WHAT THE TASK REQUIRES: Give only the number of lines in the data that include the string "hint".

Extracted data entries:
···

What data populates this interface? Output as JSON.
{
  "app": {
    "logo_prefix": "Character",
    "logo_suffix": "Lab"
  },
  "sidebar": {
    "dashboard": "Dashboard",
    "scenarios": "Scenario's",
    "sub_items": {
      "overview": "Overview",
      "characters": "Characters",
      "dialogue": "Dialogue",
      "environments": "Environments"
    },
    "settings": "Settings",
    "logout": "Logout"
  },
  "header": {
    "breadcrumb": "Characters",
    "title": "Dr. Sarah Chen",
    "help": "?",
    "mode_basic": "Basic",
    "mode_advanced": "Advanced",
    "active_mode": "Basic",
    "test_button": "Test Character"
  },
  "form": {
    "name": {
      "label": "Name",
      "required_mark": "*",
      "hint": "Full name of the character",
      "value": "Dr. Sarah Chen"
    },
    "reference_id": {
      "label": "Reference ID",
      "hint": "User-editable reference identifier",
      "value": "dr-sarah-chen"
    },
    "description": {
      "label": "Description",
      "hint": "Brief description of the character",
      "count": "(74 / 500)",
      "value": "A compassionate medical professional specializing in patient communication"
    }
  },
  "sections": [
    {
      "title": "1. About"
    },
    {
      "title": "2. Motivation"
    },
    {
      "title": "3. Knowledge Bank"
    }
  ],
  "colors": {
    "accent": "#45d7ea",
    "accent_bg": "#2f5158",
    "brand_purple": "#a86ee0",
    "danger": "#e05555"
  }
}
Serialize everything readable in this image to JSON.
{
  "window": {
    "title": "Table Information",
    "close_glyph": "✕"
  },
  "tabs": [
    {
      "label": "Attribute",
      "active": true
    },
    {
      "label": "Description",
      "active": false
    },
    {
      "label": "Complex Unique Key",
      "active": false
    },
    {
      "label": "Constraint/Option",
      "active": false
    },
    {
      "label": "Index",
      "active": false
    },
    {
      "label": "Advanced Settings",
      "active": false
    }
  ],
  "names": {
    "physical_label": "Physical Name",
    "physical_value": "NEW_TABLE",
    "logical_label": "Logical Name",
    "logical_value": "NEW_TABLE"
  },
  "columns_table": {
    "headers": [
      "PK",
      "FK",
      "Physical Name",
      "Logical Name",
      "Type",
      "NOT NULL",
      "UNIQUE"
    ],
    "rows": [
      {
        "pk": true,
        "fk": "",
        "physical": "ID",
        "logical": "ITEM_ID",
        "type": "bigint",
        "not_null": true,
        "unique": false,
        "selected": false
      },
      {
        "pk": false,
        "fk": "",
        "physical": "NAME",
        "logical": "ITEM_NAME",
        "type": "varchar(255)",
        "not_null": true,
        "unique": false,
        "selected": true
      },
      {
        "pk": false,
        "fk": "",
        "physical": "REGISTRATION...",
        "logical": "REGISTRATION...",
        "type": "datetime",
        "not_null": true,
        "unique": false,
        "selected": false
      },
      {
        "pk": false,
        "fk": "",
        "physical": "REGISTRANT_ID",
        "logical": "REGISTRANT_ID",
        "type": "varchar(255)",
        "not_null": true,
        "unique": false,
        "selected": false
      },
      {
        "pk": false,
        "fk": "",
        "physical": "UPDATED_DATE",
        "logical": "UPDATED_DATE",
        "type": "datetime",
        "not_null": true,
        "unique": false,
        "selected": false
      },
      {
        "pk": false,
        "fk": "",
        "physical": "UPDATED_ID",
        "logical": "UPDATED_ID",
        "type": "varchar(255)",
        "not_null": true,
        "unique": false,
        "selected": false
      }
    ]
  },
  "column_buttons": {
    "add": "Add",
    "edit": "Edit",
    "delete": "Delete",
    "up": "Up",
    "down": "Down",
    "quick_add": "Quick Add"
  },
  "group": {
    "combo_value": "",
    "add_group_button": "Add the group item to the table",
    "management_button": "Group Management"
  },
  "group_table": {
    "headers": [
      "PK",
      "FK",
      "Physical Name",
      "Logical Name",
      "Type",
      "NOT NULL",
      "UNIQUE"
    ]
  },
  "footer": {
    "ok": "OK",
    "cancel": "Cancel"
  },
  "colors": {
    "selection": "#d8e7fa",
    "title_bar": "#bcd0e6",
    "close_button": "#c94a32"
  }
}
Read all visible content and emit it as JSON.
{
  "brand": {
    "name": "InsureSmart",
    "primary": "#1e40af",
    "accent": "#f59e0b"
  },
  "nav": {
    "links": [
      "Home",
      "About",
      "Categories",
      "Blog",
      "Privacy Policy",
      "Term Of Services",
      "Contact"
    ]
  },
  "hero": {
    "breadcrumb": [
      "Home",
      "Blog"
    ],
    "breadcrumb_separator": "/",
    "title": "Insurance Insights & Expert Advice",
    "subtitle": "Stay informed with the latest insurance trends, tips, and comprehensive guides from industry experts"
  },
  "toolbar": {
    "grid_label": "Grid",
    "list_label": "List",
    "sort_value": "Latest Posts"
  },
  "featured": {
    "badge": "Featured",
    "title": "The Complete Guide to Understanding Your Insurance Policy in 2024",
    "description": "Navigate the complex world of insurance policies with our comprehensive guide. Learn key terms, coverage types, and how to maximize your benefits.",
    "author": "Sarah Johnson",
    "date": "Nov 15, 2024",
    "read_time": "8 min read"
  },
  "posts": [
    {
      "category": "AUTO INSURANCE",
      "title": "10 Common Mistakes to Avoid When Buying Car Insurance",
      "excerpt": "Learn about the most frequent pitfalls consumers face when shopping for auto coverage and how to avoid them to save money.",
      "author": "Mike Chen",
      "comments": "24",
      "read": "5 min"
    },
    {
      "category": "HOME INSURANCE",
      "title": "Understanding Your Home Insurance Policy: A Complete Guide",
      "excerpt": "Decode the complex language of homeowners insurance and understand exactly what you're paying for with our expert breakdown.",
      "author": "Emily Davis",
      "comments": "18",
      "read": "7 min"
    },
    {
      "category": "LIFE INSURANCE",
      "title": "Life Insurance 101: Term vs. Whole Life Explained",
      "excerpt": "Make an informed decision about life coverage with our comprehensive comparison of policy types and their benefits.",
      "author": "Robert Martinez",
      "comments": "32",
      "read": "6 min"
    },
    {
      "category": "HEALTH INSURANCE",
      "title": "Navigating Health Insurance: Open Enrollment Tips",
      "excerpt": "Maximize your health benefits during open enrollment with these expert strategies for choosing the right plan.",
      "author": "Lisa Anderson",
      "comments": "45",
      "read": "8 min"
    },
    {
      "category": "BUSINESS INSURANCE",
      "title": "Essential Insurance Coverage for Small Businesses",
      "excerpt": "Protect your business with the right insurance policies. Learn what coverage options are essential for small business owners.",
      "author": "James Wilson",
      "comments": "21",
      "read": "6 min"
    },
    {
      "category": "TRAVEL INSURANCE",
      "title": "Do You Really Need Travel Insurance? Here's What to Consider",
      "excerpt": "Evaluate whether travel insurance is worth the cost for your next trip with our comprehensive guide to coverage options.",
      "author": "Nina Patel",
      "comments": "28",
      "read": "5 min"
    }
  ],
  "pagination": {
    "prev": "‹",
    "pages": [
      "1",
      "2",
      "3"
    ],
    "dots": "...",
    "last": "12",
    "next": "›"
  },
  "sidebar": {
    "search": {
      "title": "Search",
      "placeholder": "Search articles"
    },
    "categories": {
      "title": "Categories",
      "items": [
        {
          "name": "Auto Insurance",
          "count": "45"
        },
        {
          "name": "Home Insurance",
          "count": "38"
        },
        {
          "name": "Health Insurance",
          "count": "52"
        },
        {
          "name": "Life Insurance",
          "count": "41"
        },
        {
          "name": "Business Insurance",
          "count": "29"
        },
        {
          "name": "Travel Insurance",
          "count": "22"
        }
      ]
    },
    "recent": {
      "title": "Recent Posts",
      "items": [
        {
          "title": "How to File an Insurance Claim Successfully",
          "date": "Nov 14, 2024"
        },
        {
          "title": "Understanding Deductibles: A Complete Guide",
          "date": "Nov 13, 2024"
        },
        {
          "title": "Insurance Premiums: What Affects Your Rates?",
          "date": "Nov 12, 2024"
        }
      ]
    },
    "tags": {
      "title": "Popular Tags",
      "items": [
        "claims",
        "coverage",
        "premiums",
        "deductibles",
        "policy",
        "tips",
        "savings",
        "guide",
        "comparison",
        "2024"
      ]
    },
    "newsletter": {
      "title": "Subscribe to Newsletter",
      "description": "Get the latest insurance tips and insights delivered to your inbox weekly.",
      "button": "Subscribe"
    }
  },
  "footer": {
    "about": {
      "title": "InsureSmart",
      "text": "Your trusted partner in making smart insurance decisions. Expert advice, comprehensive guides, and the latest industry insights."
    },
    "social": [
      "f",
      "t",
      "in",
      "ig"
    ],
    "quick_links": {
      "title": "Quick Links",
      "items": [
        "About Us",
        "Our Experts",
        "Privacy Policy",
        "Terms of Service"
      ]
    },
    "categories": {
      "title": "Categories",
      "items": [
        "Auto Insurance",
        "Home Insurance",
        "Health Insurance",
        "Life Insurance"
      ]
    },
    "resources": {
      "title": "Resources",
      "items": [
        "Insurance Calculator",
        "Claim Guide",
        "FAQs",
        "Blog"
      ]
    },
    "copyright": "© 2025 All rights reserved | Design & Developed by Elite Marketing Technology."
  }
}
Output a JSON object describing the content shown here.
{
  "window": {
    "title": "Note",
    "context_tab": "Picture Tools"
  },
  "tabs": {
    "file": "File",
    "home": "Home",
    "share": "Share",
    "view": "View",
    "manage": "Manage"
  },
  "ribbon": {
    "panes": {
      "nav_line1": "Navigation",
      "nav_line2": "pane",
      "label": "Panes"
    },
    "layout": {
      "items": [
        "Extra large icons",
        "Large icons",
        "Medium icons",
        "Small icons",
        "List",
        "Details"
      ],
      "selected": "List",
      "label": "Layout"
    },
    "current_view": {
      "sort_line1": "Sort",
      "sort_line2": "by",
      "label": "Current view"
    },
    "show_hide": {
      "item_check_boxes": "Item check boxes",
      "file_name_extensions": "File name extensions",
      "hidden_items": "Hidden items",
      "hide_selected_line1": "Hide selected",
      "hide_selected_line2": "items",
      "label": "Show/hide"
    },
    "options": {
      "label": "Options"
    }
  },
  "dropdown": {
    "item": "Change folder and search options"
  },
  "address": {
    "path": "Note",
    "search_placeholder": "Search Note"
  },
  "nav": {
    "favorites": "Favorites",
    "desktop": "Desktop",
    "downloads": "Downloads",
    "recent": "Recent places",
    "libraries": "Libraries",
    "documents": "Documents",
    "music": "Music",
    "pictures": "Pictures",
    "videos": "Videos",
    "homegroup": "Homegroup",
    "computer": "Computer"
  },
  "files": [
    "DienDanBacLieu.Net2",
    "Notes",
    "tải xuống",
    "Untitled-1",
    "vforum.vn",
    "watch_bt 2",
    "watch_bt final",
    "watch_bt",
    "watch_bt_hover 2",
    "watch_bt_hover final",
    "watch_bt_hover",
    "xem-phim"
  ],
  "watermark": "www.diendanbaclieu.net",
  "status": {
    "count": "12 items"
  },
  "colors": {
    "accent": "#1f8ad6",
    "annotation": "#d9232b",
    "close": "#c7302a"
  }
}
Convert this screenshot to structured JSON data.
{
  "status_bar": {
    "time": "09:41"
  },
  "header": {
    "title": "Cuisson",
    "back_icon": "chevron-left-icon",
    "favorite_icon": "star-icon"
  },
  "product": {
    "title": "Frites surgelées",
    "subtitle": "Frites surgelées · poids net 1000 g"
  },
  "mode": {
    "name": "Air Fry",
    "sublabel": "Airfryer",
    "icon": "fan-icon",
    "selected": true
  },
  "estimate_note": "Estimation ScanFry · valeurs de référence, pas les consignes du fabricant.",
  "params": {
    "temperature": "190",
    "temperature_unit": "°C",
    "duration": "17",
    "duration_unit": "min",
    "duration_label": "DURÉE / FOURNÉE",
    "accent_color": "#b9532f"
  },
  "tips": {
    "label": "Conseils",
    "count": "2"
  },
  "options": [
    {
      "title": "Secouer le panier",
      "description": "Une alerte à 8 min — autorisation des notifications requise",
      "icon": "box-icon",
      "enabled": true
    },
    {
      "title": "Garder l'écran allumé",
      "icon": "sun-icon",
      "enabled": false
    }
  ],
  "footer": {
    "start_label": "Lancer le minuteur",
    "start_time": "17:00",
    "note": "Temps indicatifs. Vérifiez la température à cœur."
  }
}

···

SOLUTION: 3